EXERCISE GOAL | Produce the listing below again, exactly as shown.

DATA SECTION |
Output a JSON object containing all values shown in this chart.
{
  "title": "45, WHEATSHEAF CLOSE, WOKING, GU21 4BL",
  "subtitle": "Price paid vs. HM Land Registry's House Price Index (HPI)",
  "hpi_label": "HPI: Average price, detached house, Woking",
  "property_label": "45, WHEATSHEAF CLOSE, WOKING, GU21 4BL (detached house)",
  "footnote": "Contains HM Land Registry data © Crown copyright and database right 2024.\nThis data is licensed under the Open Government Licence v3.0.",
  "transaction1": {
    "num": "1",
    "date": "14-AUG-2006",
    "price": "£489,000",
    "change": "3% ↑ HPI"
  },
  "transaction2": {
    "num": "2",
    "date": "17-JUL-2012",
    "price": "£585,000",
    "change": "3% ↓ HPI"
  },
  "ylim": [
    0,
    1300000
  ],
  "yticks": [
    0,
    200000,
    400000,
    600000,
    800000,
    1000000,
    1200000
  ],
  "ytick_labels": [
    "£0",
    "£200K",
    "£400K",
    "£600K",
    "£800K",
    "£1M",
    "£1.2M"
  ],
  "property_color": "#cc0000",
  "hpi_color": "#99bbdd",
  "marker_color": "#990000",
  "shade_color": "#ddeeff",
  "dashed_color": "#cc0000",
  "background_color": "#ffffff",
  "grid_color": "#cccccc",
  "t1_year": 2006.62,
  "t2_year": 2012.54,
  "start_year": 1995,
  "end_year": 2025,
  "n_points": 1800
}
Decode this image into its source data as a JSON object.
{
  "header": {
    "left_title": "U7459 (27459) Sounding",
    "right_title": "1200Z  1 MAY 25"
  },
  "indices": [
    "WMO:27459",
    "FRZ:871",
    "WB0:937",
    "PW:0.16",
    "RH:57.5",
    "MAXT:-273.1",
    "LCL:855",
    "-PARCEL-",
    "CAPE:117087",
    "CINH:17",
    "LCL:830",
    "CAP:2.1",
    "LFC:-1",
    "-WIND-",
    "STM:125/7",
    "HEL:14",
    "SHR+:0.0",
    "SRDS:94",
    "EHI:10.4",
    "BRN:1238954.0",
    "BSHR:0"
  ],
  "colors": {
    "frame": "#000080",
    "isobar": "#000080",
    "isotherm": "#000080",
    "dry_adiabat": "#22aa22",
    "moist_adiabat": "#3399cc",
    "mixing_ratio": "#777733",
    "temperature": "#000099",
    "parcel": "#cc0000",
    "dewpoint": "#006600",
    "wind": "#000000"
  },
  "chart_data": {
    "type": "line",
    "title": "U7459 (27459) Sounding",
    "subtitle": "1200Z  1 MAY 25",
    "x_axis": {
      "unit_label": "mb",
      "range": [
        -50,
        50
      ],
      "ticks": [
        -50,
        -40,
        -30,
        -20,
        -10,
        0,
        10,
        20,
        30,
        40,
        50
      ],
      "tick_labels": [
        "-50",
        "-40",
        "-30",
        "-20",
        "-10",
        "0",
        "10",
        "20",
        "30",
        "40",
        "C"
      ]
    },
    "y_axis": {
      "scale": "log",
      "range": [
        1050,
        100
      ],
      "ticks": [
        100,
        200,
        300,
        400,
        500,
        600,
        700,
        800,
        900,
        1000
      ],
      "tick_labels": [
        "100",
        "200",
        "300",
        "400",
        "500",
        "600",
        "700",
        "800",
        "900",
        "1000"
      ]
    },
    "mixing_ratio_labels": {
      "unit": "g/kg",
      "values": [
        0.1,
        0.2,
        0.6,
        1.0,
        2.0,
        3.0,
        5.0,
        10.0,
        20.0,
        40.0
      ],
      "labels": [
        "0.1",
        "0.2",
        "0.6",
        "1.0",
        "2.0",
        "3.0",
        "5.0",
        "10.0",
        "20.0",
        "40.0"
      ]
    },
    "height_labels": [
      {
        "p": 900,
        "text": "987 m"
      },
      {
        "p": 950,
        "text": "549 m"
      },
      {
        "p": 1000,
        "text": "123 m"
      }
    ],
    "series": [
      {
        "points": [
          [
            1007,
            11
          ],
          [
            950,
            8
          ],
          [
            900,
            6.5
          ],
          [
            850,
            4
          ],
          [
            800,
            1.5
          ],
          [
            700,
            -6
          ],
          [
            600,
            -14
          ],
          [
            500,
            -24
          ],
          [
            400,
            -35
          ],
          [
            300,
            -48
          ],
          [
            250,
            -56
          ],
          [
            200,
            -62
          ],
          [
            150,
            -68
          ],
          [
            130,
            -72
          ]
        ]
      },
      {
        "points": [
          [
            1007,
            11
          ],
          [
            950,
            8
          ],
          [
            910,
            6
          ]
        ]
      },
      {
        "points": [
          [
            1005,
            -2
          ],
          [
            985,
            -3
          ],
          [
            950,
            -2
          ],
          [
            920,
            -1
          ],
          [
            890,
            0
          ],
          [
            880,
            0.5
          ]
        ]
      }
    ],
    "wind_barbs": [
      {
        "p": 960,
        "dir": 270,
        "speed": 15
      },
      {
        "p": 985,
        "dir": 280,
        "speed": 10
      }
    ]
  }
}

SOLUTION TO THIS PROBLEM |
Output a JSON object containing all values shown in this chart.
{
  "title": "45, WHEATSHEAF CLOSE, WOKING, GU21 4BL",
  "subtitle": "Price paid vs. HM Land Registry's House Price Index (HPI)",
  "hpi_label": "HPI: Average price, detached house, Woking",
  "property_label": "45, WHEATSHEAF CLOSE, WOKING, GU21 4BL (detached house)",
  "footnote": "Contains HM Land Registry data © Crown copyright and database right 2024.\nThis data is licensed under the Open Government Licence v3.0.",
  "transaction1": {
    "num": "1",
    "date": "14-AUG-2006",
    "price": "£489,000",
    "change": "3% ↑ HPI"
  },
  "transaction2": {
    "num": "2",
    "date": "17-JUL-2012",
    "price": "£585,000",
    "change": "3% ↓ HPI"
  },
  "ylim": [
    0,
    1300000
  ],
  "yticks": [
    0,
    200000,
    400000,
    600000,
    800000,
    1000000,
    1200000
  ],
  "ytick_labels": [
    "£0",
    "£200K",
    "£400K",
    "£600K",
    "£800K",
    "£1M",
    "£1.2M"
  ],
  "property_color": "#cc0000",
  "hpi_color": "#99bbdd",
  "marker_color": "#990000",
  "shade_color": "#ddeeff",
  "dashed_color": "#cc0000",
  "background_color": "#ffffff",
  "grid_color": "#cccccc",
  "t1_year": 2006.62,
  "t2_year": 2012.54,
  "start_year": 1995,
  "end_year": 2025,
  "n_points": 1800
}
Decode this image into its source data as a JSON object.
{
  "header": {
    "left_title": "U7459 (27459) Sounding",
    "right_title": "1200Z  1 MAY 25"
  },
  "indices": [
    "WMO:27459",
    "FRZ:871",
    "WB0:937",
    "PW:0.16",
    "RH:57.5",
    "MAXT:-273.1",
    "LCL:855",
    "-PARCEL-",
    "CAPE:117087",
    "CINH:17",
    "LCL:830",
    "CAP:2.1",
    "LFC:-1",
    "-WIND-",
    "STM:125/7",
    "HEL:14",
    "SHR+:0.0",
    "SRDS:94",
    "EHI:10.4",
    "BRN:1238954.0",
    "BSHR:0"
  ],
  "colors": {
    "frame": "#000080",
    "isobar": "#000080",
    "isotherm": "#000080",
    "dry_adiabat": "#22aa22",
    "moist_adiabat": "#3399cc",
    "mixing_ratio": "#777733",
    "temperature": "#000099",
    "parcel": "#cc0000",
    "dewpoint": "#006600",
    "wind": "#000000"
  },
  "chart_data": {
    "type": "line",
    "title": "U7459 (27459) Sounding",
    "subtitle": "1200Z  1 MAY 25",
    "x_axis": {
      "unit_label": "mb",
      "range": [
        -50,
        50
      ],
      "ticks": [
        -50,
        -40,
        -30,
        -20,
        -10,
        0,
        10,
        20,
        30,
        40,
        50
      ],
      "tick_labels": [
        "-50",
        "-40",
        "-30",
        "-20",
        "-10",
        "0",
        "10",
        "20",
        "30",
        "40",
        "C"
      ]
    },
    "y_axis": {
      "scale": "log",
      "range": [
        1050,
        100
      ],
      "ticks": [
        100,
        200,
        300,
        400,
        500,
        600,
        700,
        800,
        900,
        1000
      ],
      "tick_labels": [
        "100",
        "200",
        "300",
        "400",
        "500",
        "600",
        "700",
        "800",
        "900",
        "1000"
      ]
    },
    "mixing_ratio_labels": {
      "unit": "g/kg",
      "values": [
        0.1,
        0.2,
        0.6,
        1.0,
        2.0,
        3.0,
        5.0,
        10.0,
        20.0,
        40.0
      ],
      "labels": [
        "0.1",
        "0.2",
        "0.6",
        "1.0",
        "2.0",
        "3.0",
        "5.0",
        "10.0",
        "20.0",
        "40.0"
      ]
    },
    "height_labels": [
      {
        "p": 900,
        "text": "987 m"
      },
      {
        "p": 950,
        "text": "549 m"
      },
      {
        "p": 1000,
        "text": "123 m"
      }
    ],
    "series": [
      {
        "points": [
          [
            1007,
            11
          ],
          [
            950,
            8
          ],
          [
            900,
            6.5
          ],
          [
            850,
            4
          ],
          [
            800,
            1.5
          ],
          [
            700,
            -6
          ],
          [
            600,
            -14
          ],
          [
            500,
            -24
          ],
          [
            400,
            -35
          ],
          [
            300,
            -48
          ],
          [
            250,
            -56
          ],
          [
            200,
            -62
          ],
          [
            150,
            -68
          ],
          [
            130,
            -72
          ]
        ]
      },
      {
        "points": [
          [
            1007,
            11
          ],
          [
            950,
            8
          ],
          [
            910,
            6
          ]
        ]
      },
      {
        "points": [
          [
            1005,
            -2
          ],
          [
            985,
            -3
          ],
          [
            950,
            -2
          ],
          [
            920,
            -1
          ],
          [
            890,
            0
          ],
          [
            880,
            0.5
          ]
        ]
      }
    ],
    "wind_barbs": [
      {
        "p": 960,
        "dir": 270,
        "speed": 15
      },
      {
        "p": 985,
        "dir": 280,
        "speed": 10
      }
    ]
  }
}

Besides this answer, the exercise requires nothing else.